Recast every line of the records below as one numbered list, skipping blank lines and leaving out the pictures.

>> Start

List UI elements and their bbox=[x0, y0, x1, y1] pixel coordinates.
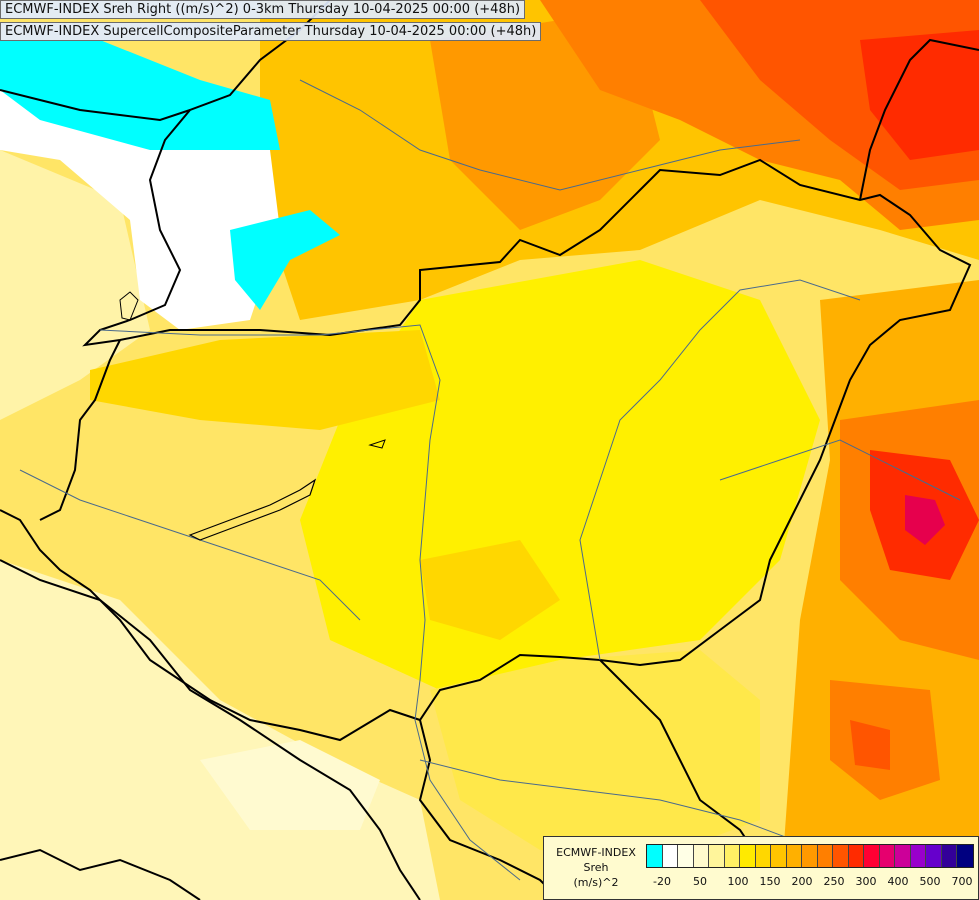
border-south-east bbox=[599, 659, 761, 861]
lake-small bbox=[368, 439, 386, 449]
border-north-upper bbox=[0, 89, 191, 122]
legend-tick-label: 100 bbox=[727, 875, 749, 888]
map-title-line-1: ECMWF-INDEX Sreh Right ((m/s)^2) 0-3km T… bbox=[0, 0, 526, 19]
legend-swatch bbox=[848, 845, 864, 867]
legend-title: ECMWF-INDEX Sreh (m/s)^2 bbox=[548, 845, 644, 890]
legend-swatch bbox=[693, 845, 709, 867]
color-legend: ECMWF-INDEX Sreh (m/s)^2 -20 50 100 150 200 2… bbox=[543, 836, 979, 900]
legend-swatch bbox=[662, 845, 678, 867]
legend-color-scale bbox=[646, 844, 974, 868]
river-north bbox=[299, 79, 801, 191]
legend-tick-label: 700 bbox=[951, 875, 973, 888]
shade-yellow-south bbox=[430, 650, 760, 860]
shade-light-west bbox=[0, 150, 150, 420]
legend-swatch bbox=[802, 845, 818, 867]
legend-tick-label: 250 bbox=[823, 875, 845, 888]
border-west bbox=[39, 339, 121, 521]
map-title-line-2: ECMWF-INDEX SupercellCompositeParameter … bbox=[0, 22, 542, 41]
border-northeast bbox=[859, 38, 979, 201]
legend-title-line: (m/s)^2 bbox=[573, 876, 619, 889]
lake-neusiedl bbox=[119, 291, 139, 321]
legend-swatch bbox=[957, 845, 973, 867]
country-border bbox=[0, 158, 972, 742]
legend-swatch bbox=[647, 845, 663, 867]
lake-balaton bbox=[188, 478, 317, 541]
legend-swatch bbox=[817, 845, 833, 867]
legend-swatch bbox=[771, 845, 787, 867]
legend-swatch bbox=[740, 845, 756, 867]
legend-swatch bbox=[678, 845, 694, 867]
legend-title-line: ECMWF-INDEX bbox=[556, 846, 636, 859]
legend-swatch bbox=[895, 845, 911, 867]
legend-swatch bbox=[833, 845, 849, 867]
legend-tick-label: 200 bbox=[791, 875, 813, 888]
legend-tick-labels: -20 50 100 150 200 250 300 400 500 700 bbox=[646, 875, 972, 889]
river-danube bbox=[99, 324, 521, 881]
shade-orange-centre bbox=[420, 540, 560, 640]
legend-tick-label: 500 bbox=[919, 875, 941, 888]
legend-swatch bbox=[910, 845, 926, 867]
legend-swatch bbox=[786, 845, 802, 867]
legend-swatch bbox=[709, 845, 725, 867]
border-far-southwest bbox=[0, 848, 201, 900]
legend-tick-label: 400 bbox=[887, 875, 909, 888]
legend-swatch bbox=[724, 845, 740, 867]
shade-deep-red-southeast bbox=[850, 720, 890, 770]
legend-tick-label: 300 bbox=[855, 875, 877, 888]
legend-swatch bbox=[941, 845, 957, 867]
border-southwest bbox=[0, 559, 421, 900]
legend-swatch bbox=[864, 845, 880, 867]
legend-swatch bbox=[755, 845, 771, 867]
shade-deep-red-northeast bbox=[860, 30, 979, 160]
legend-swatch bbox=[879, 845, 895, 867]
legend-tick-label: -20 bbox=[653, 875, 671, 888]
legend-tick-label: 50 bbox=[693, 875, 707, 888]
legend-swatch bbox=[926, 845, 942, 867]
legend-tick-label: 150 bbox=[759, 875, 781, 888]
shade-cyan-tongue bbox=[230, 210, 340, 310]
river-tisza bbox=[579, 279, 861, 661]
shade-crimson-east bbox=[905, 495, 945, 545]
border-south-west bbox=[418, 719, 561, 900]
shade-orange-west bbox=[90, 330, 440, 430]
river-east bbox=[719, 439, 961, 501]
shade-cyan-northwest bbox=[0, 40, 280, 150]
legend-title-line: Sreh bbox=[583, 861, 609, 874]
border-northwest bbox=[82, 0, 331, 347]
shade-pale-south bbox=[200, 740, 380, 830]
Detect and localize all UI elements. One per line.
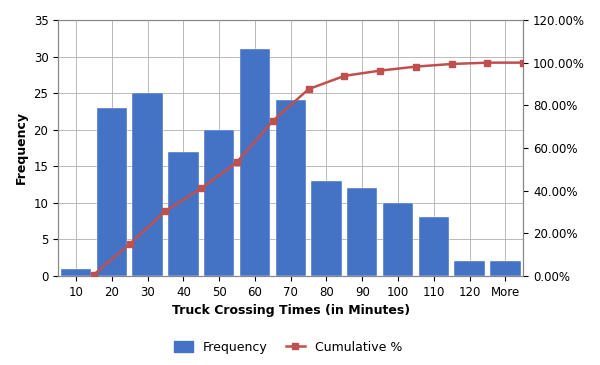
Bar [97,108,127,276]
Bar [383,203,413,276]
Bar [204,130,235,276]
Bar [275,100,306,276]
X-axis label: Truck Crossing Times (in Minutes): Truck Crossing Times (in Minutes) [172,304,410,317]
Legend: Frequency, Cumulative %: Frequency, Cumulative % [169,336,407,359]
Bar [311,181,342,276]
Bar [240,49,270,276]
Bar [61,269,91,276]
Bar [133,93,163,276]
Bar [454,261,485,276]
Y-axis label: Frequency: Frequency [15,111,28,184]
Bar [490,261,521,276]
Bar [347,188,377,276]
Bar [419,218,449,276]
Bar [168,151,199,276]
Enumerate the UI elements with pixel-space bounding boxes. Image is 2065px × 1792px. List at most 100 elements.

>> End

### Answer to the task
1. List UI elements and their bbox=[x0, y0, x1, y1] pixel coordinates.
2. border-south-east bbox=[599, 659, 761, 861]
3. lake-small bbox=[368, 439, 386, 449]
4. border-north-upper bbox=[0, 89, 191, 122]
5. legend-tick-label: 100 bbox=[727, 875, 749, 888]
6. map-title-line-1: ECMWF-INDEX Sreh Right ((m/s)^2) 0-3km T… bbox=[0, 0, 526, 19]
7. legend-swatch bbox=[848, 845, 864, 867]
8. legend-title: ECMWF-INDEX Sreh (m/s)^2 bbox=[548, 845, 644, 890]
9. legend-swatch bbox=[693, 845, 709, 867]
10. color-legend: ECMWF-INDEX Sreh (m/s)^2 -20 50 100 150 200 2… bbox=[543, 836, 979, 900]
11. legend-swatch bbox=[662, 845, 678, 867]
12. legend-color-scale bbox=[646, 844, 974, 868]
13. river-north bbox=[299, 79, 801, 191]
14. legend-tick-label: 700 bbox=[951, 875, 973, 888]
15. shade-yellow-south bbox=[430, 650, 760, 860]
16. shade-light-west bbox=[0, 150, 150, 420]
17. legend-swatch bbox=[802, 845, 818, 867]
18. legend-tick-label: 250 bbox=[823, 875, 845, 888]
19. border-west bbox=[39, 339, 121, 521]
20. map-title-line-2: ECMWF-INDEX SupercellCompositeParameter … bbox=[0, 22, 542, 41]
21. border-northeast bbox=[859, 38, 979, 201]
22. legend-title-line: (m/s)^2 bbox=[573, 876, 619, 889]
23. lake-neusiedl bbox=[119, 291, 139, 321]
24. legend-swatch bbox=[957, 845, 973, 867]
25. country-border bbox=[0, 158, 972, 742]
26. legend-swatch bbox=[647, 845, 663, 867]
27. lake-balaton bbox=[188, 478, 317, 541]
28. legend-swatch bbox=[817, 845, 833, 867]
29. legend-swatch bbox=[771, 845, 787, 867]
30. legend-swatch bbox=[740, 845, 756, 867]
31. legend-swatch bbox=[678, 845, 694, 867]
32. legend-title-line: ECMWF-INDEX bbox=[556, 846, 636, 859]
33. legend-swatch bbox=[895, 845, 911, 867]
34. legend-swatch bbox=[833, 845, 849, 867]
35. legend-tick-label: 200 bbox=[791, 875, 813, 888]
36. legend-tick-labels: -20 50 100 150 200 250 300 400 500 700 bbox=[646, 875, 972, 889]
37. river-danube bbox=[99, 324, 521, 881]
38. shade-orange-centre bbox=[420, 540, 560, 640]
39. legend-tick-label: 500 bbox=[919, 875, 941, 888]
40. legend-swatch bbox=[910, 845, 926, 867]
41. legend-swatch bbox=[786, 845, 802, 867]
42. legend-swatch bbox=[709, 845, 725, 867]
43. border-far-southwest bbox=[0, 848, 201, 900]
44. legend-tick-label: 400 bbox=[887, 875, 909, 888]
45. legend-swatch bbox=[724, 845, 740, 867]
46. shade-deep-red-southeast bbox=[850, 720, 890, 770]
47. legend-tick-label: 300 bbox=[855, 875, 877, 888]
48. legend-swatch bbox=[941, 845, 957, 867]
49. border-southwest bbox=[0, 559, 421, 900]
50. legend-swatch bbox=[864, 845, 880, 867]
51. legend-swatch bbox=[755, 845, 771, 867]
52. shade-deep-red-northeast bbox=[860, 30, 979, 160]
53. legend-swatch bbox=[879, 845, 895, 867]
54. legend-tick-label: -20 bbox=[653, 875, 671, 888]
55. legend-tick-label: 50 bbox=[693, 875, 707, 888]
56. legend-swatch bbox=[926, 845, 942, 867]
57. legend-tick-label: 150 bbox=[759, 875, 781, 888]
58. shade-cyan-tongue bbox=[230, 210, 340, 310]
59. river-tisza bbox=[579, 279, 861, 661]
60. shade-crimson-east bbox=[905, 495, 945, 545]
61. border-south-west bbox=[418, 719, 561, 900]
62. shade-orange-west bbox=[90, 330, 440, 430]
63. river-east bbox=[719, 439, 961, 501]
64. shade-cyan-northwest bbox=[0, 40, 280, 150]
65. legend-title-line: Sreh bbox=[583, 861, 609, 874]
66. border-northwest bbox=[82, 0, 331, 347]
67. shade-pale-south bbox=[200, 740, 380, 830]
68. Detect and localize all UI elements. One per line.
69. Bar [97,108,127,276]
70. Bar [383,203,413,276]
71. Bar [204,130,235,276]
72. Bar [275,100,306,276]
73. X-axis label: Truck Crossing Times (in Minutes): Truck Crossing Times (in Minutes) [172,304,410,317]
74. Legend: Frequency, Cumulative %: Frequency, Cumulative % [169,336,407,359]
75. Bar [311,181,342,276]
76. Bar [240,49,270,276]
77. Bar [61,269,91,276]
78. Bar [133,93,163,276]
79. Bar [454,261,485,276]
80. Y-axis label: Frequency: Frequency [15,111,28,184]
81. Bar [490,261,521,276]
82. Bar [347,188,377,276]
83. Bar [419,218,449,276]
84. Bar [168,151,199,276]
85. Enumerate the UI elements with pixel-space bounding boxes. Image is 2065px × 1792px. List at most 100 elements.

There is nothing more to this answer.